Dataset extract:

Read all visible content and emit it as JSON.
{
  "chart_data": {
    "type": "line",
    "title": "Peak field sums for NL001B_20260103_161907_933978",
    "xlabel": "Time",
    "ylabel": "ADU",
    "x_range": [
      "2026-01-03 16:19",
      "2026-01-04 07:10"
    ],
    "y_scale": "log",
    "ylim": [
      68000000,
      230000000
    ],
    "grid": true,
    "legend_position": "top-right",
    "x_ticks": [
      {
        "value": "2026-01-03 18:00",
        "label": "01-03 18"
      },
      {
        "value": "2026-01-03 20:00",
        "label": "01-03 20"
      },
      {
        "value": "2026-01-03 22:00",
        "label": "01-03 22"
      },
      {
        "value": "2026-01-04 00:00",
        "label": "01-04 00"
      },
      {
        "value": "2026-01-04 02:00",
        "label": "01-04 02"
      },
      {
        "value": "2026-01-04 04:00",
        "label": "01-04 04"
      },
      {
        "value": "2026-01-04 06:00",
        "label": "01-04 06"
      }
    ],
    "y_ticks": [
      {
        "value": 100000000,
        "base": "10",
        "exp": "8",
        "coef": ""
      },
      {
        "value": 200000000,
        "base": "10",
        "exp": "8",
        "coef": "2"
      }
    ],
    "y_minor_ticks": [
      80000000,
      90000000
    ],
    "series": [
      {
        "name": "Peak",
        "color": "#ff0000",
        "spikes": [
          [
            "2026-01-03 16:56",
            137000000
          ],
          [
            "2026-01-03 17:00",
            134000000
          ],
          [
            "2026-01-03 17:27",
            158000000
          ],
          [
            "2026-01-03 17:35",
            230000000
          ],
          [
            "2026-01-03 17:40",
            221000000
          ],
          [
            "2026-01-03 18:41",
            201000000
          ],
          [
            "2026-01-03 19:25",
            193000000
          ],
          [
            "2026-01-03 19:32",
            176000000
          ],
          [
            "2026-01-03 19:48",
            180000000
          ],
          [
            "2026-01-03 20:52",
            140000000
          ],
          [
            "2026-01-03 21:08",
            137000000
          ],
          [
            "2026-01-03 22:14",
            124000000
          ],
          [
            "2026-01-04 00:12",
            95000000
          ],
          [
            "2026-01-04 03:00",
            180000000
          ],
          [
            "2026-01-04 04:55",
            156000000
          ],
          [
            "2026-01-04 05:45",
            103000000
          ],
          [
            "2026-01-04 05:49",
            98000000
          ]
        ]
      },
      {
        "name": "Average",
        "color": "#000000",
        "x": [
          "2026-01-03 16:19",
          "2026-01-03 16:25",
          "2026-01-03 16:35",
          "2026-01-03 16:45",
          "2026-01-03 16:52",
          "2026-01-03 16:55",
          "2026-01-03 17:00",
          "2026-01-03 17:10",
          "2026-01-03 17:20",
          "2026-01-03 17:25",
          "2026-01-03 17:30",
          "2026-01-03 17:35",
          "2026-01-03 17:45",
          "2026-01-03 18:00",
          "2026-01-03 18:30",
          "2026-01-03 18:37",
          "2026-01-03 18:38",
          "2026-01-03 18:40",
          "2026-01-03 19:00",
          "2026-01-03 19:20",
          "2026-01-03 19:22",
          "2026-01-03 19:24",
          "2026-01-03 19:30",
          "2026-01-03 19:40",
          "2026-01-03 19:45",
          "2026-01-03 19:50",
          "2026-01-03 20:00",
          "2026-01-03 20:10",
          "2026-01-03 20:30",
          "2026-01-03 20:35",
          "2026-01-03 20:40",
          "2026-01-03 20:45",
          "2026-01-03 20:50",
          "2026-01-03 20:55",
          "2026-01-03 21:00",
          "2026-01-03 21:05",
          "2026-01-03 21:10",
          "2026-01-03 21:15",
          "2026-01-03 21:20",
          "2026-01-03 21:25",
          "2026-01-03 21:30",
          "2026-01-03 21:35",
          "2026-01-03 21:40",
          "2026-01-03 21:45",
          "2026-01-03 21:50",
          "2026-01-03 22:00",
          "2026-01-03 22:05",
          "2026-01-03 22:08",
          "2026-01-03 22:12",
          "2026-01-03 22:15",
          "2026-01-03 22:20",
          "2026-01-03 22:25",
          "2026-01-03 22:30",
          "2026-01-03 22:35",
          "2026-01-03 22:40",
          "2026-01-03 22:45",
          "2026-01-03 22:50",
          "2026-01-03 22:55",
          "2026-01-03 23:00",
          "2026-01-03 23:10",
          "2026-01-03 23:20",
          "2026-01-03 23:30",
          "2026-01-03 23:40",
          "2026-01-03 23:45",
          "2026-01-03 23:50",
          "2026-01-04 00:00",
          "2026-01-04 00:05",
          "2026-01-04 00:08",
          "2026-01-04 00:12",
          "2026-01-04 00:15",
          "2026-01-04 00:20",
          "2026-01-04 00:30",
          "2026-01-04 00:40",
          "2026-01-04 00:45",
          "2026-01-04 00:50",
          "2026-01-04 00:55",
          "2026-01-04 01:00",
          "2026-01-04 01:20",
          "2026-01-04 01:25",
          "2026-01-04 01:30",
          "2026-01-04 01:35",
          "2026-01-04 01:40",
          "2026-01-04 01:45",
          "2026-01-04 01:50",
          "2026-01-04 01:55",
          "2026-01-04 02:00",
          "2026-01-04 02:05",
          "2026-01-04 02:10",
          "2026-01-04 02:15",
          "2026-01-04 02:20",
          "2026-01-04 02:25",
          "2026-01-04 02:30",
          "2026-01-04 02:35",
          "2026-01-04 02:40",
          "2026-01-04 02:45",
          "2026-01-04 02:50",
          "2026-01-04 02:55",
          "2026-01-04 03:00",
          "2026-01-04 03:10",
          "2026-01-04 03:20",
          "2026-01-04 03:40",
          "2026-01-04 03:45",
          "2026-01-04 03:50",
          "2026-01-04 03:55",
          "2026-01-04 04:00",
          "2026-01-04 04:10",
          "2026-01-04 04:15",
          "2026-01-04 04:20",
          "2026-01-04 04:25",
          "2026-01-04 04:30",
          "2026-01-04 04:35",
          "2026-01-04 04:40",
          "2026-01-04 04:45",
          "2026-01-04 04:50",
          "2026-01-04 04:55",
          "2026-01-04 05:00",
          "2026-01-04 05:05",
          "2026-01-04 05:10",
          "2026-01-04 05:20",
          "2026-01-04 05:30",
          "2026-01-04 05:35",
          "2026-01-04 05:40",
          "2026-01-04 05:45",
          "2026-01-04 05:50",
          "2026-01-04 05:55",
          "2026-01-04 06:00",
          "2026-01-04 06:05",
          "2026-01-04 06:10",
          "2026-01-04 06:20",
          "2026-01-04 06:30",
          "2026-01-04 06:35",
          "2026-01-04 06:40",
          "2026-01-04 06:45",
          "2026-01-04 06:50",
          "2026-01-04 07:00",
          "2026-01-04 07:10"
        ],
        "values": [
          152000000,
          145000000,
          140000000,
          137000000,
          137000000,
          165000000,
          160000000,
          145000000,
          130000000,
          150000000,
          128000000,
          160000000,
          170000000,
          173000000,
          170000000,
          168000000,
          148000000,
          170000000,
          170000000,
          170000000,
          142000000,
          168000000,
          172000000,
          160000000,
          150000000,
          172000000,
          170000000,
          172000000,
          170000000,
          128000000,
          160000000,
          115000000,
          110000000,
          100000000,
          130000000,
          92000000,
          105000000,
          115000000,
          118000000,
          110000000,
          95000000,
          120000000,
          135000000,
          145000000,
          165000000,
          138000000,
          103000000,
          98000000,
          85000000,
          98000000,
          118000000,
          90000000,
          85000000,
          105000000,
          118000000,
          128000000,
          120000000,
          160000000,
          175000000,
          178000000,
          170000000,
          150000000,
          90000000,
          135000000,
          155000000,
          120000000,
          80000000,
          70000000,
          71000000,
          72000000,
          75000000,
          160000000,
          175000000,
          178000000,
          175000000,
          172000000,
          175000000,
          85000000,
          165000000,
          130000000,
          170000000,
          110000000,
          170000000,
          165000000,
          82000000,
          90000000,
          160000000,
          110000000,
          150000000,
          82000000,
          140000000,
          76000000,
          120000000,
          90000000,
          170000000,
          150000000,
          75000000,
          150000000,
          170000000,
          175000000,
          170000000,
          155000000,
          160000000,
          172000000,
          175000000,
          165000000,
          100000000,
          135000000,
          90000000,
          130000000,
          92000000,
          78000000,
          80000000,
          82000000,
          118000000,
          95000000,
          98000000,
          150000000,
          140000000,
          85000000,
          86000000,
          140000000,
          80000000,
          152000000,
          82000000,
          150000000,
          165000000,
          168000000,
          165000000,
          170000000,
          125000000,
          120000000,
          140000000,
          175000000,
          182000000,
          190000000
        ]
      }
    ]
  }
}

The task: Copy every line of the records above that contains "Peak".

Finished exercise:
    "title": "Peak field sums for NL001B_20260103_161907_933978",
        "name": "Peak",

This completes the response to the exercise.